Report every line below that holds the word "mean".

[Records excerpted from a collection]
━━━
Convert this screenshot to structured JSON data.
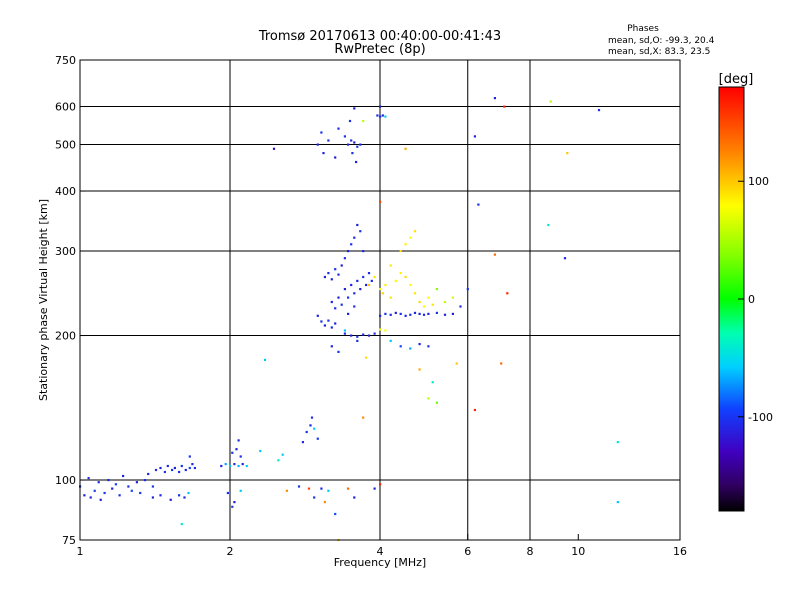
{
  "chart_data": {
    "type": "scatter",
    "title": "Tromsø 20170613 00:40:00-00:41:43",
    "subtitle": "RwPretec (8p)",
    "xlabel": "Frequency [MHz]",
    "ylabel": "Stationary phase Virtual Height [km]",
    "x_scale": "log",
    "y_scale": "log",
    "xlim": [
      1,
      16
    ],
    "ylim": [
      75,
      750
    ],
    "x_ticks": [
      1,
      2,
      4,
      6,
      8,
      10,
      16
    ],
    "x_tick_labels": [
      "1",
      "2",
      "4",
      "6",
      "8",
      "10",
      "16"
    ],
    "x_grid": [
      2,
      4,
      6,
      8
    ],
    "y_ticks": [
      75,
      100,
      200,
      300,
      400,
      500,
      600,
      750
    ],
    "y_tick_labels": [
      "75",
      "100",
      "200",
      "300",
      "400",
      "500",
      "600",
      "750"
    ],
    "y_grid": [
      100,
      200,
      300,
      400,
      500,
      600
    ],
    "grid": true,
    "stats": {
      "heading": "Phases",
      "line_o": "mean, sd,O: -99.3, 20.4",
      "line_x": "mean, sd,X:  83.3, 23.5"
    },
    "colorbar": {
      "label": "[deg]",
      "min": -180,
      "max": 180,
      "ticks": [
        100,
        0,
        -100
      ],
      "tick_labels": [
        "100",
        "0",
        "-100"
      ],
      "placement": "right"
    },
    "series_points": [
      {
        "f": 1.0,
        "h": 97,
        "p": -115
      },
      {
        "f": 1.02,
        "h": 93,
        "p": -120
      },
      {
        "f": 1.04,
        "h": 101,
        "p": -110
      },
      {
        "f": 1.05,
        "h": 92,
        "p": -118
      },
      {
        "f": 1.07,
        "h": 95,
        "p": -105
      },
      {
        "f": 1.09,
        "h": 99,
        "p": -112
      },
      {
        "f": 1.1,
        "h": 91,
        "p": -122
      },
      {
        "f": 1.12,
        "h": 94,
        "p": -108
      },
      {
        "f": 1.14,
        "h": 100,
        "p": -115
      },
      {
        "f": 1.16,
        "h": 96,
        "p": -119
      },
      {
        "f": 1.18,
        "h": 98,
        "p": -103
      },
      {
        "f": 1.2,
        "h": 93,
        "p": -111
      },
      {
        "f": 1.22,
        "h": 102,
        "p": -117
      },
      {
        "f": 1.25,
        "h": 97,
        "p": -114
      },
      {
        "f": 1.27,
        "h": 95,
        "p": -100
      },
      {
        "f": 1.3,
        "h": 99,
        "p": -121
      },
      {
        "f": 1.32,
        "h": 94,
        "p": -109
      },
      {
        "f": 1.35,
        "h": 100,
        "p": -113
      },
      {
        "f": 1.37,
        "h": 103,
        "p": -118
      },
      {
        "f": 1.4,
        "h": 97,
        "p": -106
      },
      {
        "f": 1.42,
        "h": 105,
        "p": -112
      },
      {
        "f": 1.45,
        "h": 106,
        "p": -119
      },
      {
        "f": 1.48,
        "h": 104,
        "p": -110
      },
      {
        "f": 1.5,
        "h": 107,
        "p": -115
      },
      {
        "f": 1.53,
        "h": 105,
        "p": -108
      },
      {
        "f": 1.55,
        "h": 106,
        "p": -120
      },
      {
        "f": 1.58,
        "h": 104,
        "p": -114
      },
      {
        "f": 1.6,
        "h": 107,
        "p": -111
      },
      {
        "f": 1.63,
        "h": 105,
        "p": -117
      },
      {
        "f": 1.66,
        "h": 106,
        "p": -104
      },
      {
        "f": 1.4,
        "h": 92,
        "p": -118
      },
      {
        "f": 1.45,
        "h": 93,
        "p": -112
      },
      {
        "f": 1.52,
        "h": 91,
        "p": -120
      },
      {
        "f": 1.58,
        "h": 93,
        "p": -109
      },
      {
        "f": 1.62,
        "h": 92,
        "p": -115
      },
      {
        "f": 1.65,
        "h": 94,
        "p": -60
      },
      {
        "f": 1.6,
        "h": 81,
        "p": -40
      },
      {
        "f": 1.66,
        "h": 112,
        "p": -110
      },
      {
        "f": 1.68,
        "h": 108,
        "p": -116
      },
      {
        "f": 1.7,
        "h": 106,
        "p": -112
      },
      {
        "f": 1.92,
        "h": 107,
        "p": -118
      },
      {
        "f": 1.96,
        "h": 108,
        "p": -70
      },
      {
        "f": 2.0,
        "h": 107,
        "p": -60
      },
      {
        "f": 2.04,
        "h": 108,
        "p": -110
      },
      {
        "f": 2.08,
        "h": 107,
        "p": -65
      },
      {
        "f": 2.12,
        "h": 108,
        "p": -115
      },
      {
        "f": 2.16,
        "h": 107,
        "p": -55
      },
      {
        "f": 2.1,
        "h": 112,
        "p": -112
      },
      {
        "f": 2.06,
        "h": 116,
        "p": -118
      },
      {
        "f": 2.02,
        "h": 114,
        "p": -108
      },
      {
        "f": 2.08,
        "h": 121,
        "p": -115
      },
      {
        "f": 1.98,
        "h": 94,
        "p": -110
      },
      {
        "f": 2.04,
        "h": 90,
        "p": -120
      },
      {
        "f": 2.02,
        "h": 88,
        "p": -105
      },
      {
        "f": 2.1,
        "h": 95,
        "p": -60
      },
      {
        "f": 2.5,
        "h": 110,
        "p": -40
      },
      {
        "f": 2.55,
        "h": 113,
        "p": -55
      },
      {
        "f": 2.35,
        "h": 178,
        "p": -60
      },
      {
        "f": 2.45,
        "h": 490,
        "p": -130
      },
      {
        "f": 2.6,
        "h": 95,
        "p": 140
      },
      {
        "f": 2.75,
        "h": 97,
        "p": -110
      },
      {
        "f": 2.8,
        "h": 120,
        "p": -115
      },
      {
        "f": 2.85,
        "h": 126,
        "p": -110
      },
      {
        "f": 2.9,
        "h": 130,
        "p": -118
      },
      {
        "f": 2.92,
        "h": 135,
        "p": -113
      },
      {
        "f": 2.95,
        "h": 128,
        "p": -60
      },
      {
        "f": 3.0,
        "h": 122,
        "p": -108
      },
      {
        "f": 2.88,
        "h": 96,
        "p": 160
      },
      {
        "f": 2.95,
        "h": 92,
        "p": -110
      },
      {
        "f": 3.05,
        "h": 96,
        "p": -115
      },
      {
        "f": 3.1,
        "h": 90,
        "p": 140
      },
      {
        "f": 3.15,
        "h": 95,
        "p": -60
      },
      {
        "f": 3.25,
        "h": 85,
        "p": -100
      },
      {
        "f": 3.45,
        "h": 96,
        "p": 150
      },
      {
        "f": 3.55,
        "h": 92,
        "p": -120
      },
      {
        "f": 3.3,
        "h": 75,
        "p": 120
      },
      {
        "f": 3.0,
        "h": 500,
        "p": -120
      },
      {
        "f": 3.05,
        "h": 530,
        "p": -110
      },
      {
        "f": 3.08,
        "h": 480,
        "p": -118
      },
      {
        "f": 3.15,
        "h": 510,
        "p": -112
      },
      {
        "f": 3.25,
        "h": 470,
        "p": -125
      },
      {
        "f": 3.3,
        "h": 540,
        "p": -115
      },
      {
        "f": 3.4,
        "h": 520,
        "p": -110
      },
      {
        "f": 3.45,
        "h": 500,
        "p": -118
      },
      {
        "f": 3.5,
        "h": 510,
        "p": -112
      },
      {
        "f": 3.55,
        "h": 505,
        "p": -120
      },
      {
        "f": 3.6,
        "h": 495,
        "p": -108
      },
      {
        "f": 3.65,
        "h": 500,
        "p": -115
      },
      {
        "f": 3.52,
        "h": 480,
        "p": -112
      },
      {
        "f": 3.58,
        "h": 460,
        "p": -118
      },
      {
        "f": 3.48,
        "h": 560,
        "p": -110
      },
      {
        "f": 3.55,
        "h": 595,
        "p": -120
      },
      {
        "f": 3.7,
        "h": 560,
        "p": 60
      },
      {
        "f": 3.95,
        "h": 575,
        "p": -115
      },
      {
        "f": 4.0,
        "h": 572,
        "p": -110
      },
      {
        "f": 4.05,
        "h": 575,
        "p": -118
      },
      {
        "f": 4.1,
        "h": 572,
        "p": -60
      },
      {
        "f": 4.0,
        "h": 600,
        "p": -120
      },
      {
        "f": 4.5,
        "h": 490,
        "p": 130
      },
      {
        "f": 4.0,
        "h": 380,
        "p": 160
      },
      {
        "f": 3.1,
        "h": 265,
        "p": -118
      },
      {
        "f": 3.15,
        "h": 270,
        "p": -112
      },
      {
        "f": 3.2,
        "h": 262,
        "p": -120
      },
      {
        "f": 3.25,
        "h": 275,
        "p": -110
      },
      {
        "f": 3.3,
        "h": 268,
        "p": -116
      },
      {
        "f": 3.35,
        "h": 280,
        "p": -122
      },
      {
        "f": 3.4,
        "h": 290,
        "p": -112
      },
      {
        "f": 3.45,
        "h": 300,
        "p": -118
      },
      {
        "f": 3.5,
        "h": 310,
        "p": -110
      },
      {
        "f": 3.55,
        "h": 320,
        "p": -116
      },
      {
        "f": 3.6,
        "h": 340,
        "p": -120
      },
      {
        "f": 3.65,
        "h": 330,
        "p": -108
      },
      {
        "f": 3.7,
        "h": 300,
        "p": -114
      },
      {
        "f": 3.4,
        "h": 250,
        "p": -120
      },
      {
        "f": 3.45,
        "h": 240,
        "p": -110
      },
      {
        "f": 3.5,
        "h": 255,
        "p": -118
      },
      {
        "f": 3.55,
        "h": 245,
        "p": -112
      },
      {
        "f": 3.6,
        "h": 260,
        "p": -116
      },
      {
        "f": 3.65,
        "h": 250,
        "p": -122
      },
      {
        "f": 3.7,
        "h": 265,
        "p": -110
      },
      {
        "f": 3.75,
        "h": 255,
        "p": -118
      },
      {
        "f": 3.8,
        "h": 270,
        "p": -112
      },
      {
        "f": 3.85,
        "h": 260,
        "p": -116
      },
      {
        "f": 3.2,
        "h": 235,
        "p": -118
      },
      {
        "f": 3.25,
        "h": 228,
        "p": -112
      },
      {
        "f": 3.3,
        "h": 240,
        "p": -120
      },
      {
        "f": 3.35,
        "h": 232,
        "p": -110
      },
      {
        "f": 3.45,
        "h": 222,
        "p": -116
      },
      {
        "f": 3.55,
        "h": 230,
        "p": -112
      },
      {
        "f": 3.0,
        "h": 220,
        "p": -118
      },
      {
        "f": 3.05,
        "h": 214,
        "p": -112
      },
      {
        "f": 3.1,
        "h": 210,
        "p": -120
      },
      {
        "f": 3.15,
        "h": 215,
        "p": -110
      },
      {
        "f": 3.2,
        "h": 208,
        "p": -116
      },
      {
        "f": 3.25,
        "h": 212,
        "p": -118
      },
      {
        "f": 3.4,
        "h": 202,
        "p": -112
      },
      {
        "f": 3.5,
        "h": 200,
        "p": -118
      },
      {
        "f": 3.6,
        "h": 199,
        "p": -110
      },
      {
        "f": 3.7,
        "h": 201,
        "p": -116
      },
      {
        "f": 3.8,
        "h": 200,
        "p": -120
      },
      {
        "f": 3.9,
        "h": 202,
        "p": -112
      },
      {
        "f": 4.0,
        "h": 220,
        "p": -118
      },
      {
        "f": 4.1,
        "h": 222,
        "p": -110
      },
      {
        "f": 4.2,
        "h": 221,
        "p": -116
      },
      {
        "f": 4.3,
        "h": 223,
        "p": -120
      },
      {
        "f": 4.4,
        "h": 222,
        "p": -112
      },
      {
        "f": 4.5,
        "h": 220,
        "p": -118
      },
      {
        "f": 4.6,
        "h": 221,
        "p": -110
      },
      {
        "f": 4.7,
        "h": 223,
        "p": -116
      },
      {
        "f": 4.8,
        "h": 222,
        "p": -120
      },
      {
        "f": 4.9,
        "h": 221,
        "p": -112
      },
      {
        "f": 5.0,
        "h": 222,
        "p": -118
      },
      {
        "f": 5.2,
        "h": 223,
        "p": -110
      },
      {
        "f": 5.4,
        "h": 221,
        "p": -116
      },
      {
        "f": 5.6,
        "h": 222,
        "p": -120
      },
      {
        "f": 5.8,
        "h": 230,
        "p": -112
      },
      {
        "f": 3.2,
        "h": 190,
        "p": -118
      },
      {
        "f": 3.3,
        "h": 185,
        "p": -112
      },
      {
        "f": 3.4,
        "h": 205,
        "p": -60
      },
      {
        "f": 3.6,
        "h": 195,
        "p": -110
      },
      {
        "f": 4.2,
        "h": 195,
        "p": -60
      },
      {
        "f": 4.4,
        "h": 190,
        "p": -100
      },
      {
        "f": 4.6,
        "h": 188,
        "p": -70
      },
      {
        "f": 4.8,
        "h": 192,
        "p": -118
      },
      {
        "f": 5.0,
        "h": 190,
        "p": -110
      },
      {
        "f": 3.8,
        "h": 255,
        "p": 120
      },
      {
        "f": 3.9,
        "h": 265,
        "p": 110
      },
      {
        "f": 4.0,
        "h": 250,
        "p": 100
      },
      {
        "f": 4.05,
        "h": 245,
        "p": 115
      },
      {
        "f": 4.1,
        "h": 255,
        "p": 105
      },
      {
        "f": 4.2,
        "h": 240,
        "p": 110
      },
      {
        "f": 4.3,
        "h": 260,
        "p": 95
      },
      {
        "f": 4.4,
        "h": 270,
        "p": 105
      },
      {
        "f": 4.5,
        "h": 265,
        "p": 110
      },
      {
        "f": 4.6,
        "h": 255,
        "p": 100
      },
      {
        "f": 4.7,
        "h": 245,
        "p": 108
      },
      {
        "f": 4.8,
        "h": 235,
        "p": 112
      },
      {
        "f": 4.9,
        "h": 230,
        "p": 103
      },
      {
        "f": 5.0,
        "h": 240,
        "p": 95
      },
      {
        "f": 5.1,
        "h": 232,
        "p": 110
      },
      {
        "f": 4.2,
        "h": 280,
        "p": 108
      },
      {
        "f": 4.4,
        "h": 300,
        "p": 112
      },
      {
        "f": 4.5,
        "h": 310,
        "p": 105
      },
      {
        "f": 4.7,
        "h": 330,
        "p": 110
      },
      {
        "f": 4.6,
        "h": 320,
        "p": 100
      },
      {
        "f": 5.2,
        "h": 250,
        "p": 40
      },
      {
        "f": 5.4,
        "h": 235,
        "p": 60
      },
      {
        "f": 5.6,
        "h": 240,
        "p": 70
      },
      {
        "f": 4.0,
        "h": 206,
        "p": 90
      },
      {
        "f": 4.1,
        "h": 205,
        "p": 95
      },
      {
        "f": 3.75,
        "h": 180,
        "p": 110
      },
      {
        "f": 6.2,
        "h": 520,
        "p": -118
      },
      {
        "f": 6.8,
        "h": 625,
        "p": -120
      },
      {
        "f": 7.1,
        "h": 600,
        "p": 170
      },
      {
        "f": 8.8,
        "h": 615,
        "p": 60
      },
      {
        "f": 9.5,
        "h": 480,
        "p": 120
      },
      {
        "f": 11.0,
        "h": 590,
        "p": -110
      },
      {
        "f": 6.3,
        "h": 375,
        "p": -110
      },
      {
        "f": 8.7,
        "h": 340,
        "p": -40
      },
      {
        "f": 9.4,
        "h": 290,
        "p": -118
      },
      {
        "f": 6.8,
        "h": 295,
        "p": 150
      },
      {
        "f": 7.2,
        "h": 245,
        "p": 170
      },
      {
        "f": 6.0,
        "h": 250,
        "p": -110
      },
      {
        "f": 6.2,
        "h": 140,
        "p": 170
      },
      {
        "f": 7.0,
        "h": 175,
        "p": 150
      },
      {
        "f": 5.7,
        "h": 175,
        "p": 120
      },
      {
        "f": 5.1,
        "h": 160,
        "p": -40
      },
      {
        "f": 5.0,
        "h": 148,
        "p": 60
      },
      {
        "f": 5.2,
        "h": 145,
        "p": 30
      },
      {
        "f": 4.8,
        "h": 170,
        "p": 130
      },
      {
        "f": 3.7,
        "h": 135,
        "p": 140
      },
      {
        "f": 4.0,
        "h": 98,
        "p": 170
      },
      {
        "f": 3.9,
        "h": 96,
        "p": -118
      },
      {
        "f": 12.0,
        "h": 120,
        "p": -40
      },
      {
        "f": 12.0,
        "h": 90,
        "p": -60
      },
      {
        "f": 2.3,
        "h": 115,
        "p": -60
      }
    ]
  }
}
━━━
Solution for this task »
      "line_o": "mean, sd,O: -99.3, 20.4",
      "line_x": "mean, sd,X:  83.3, 23.5"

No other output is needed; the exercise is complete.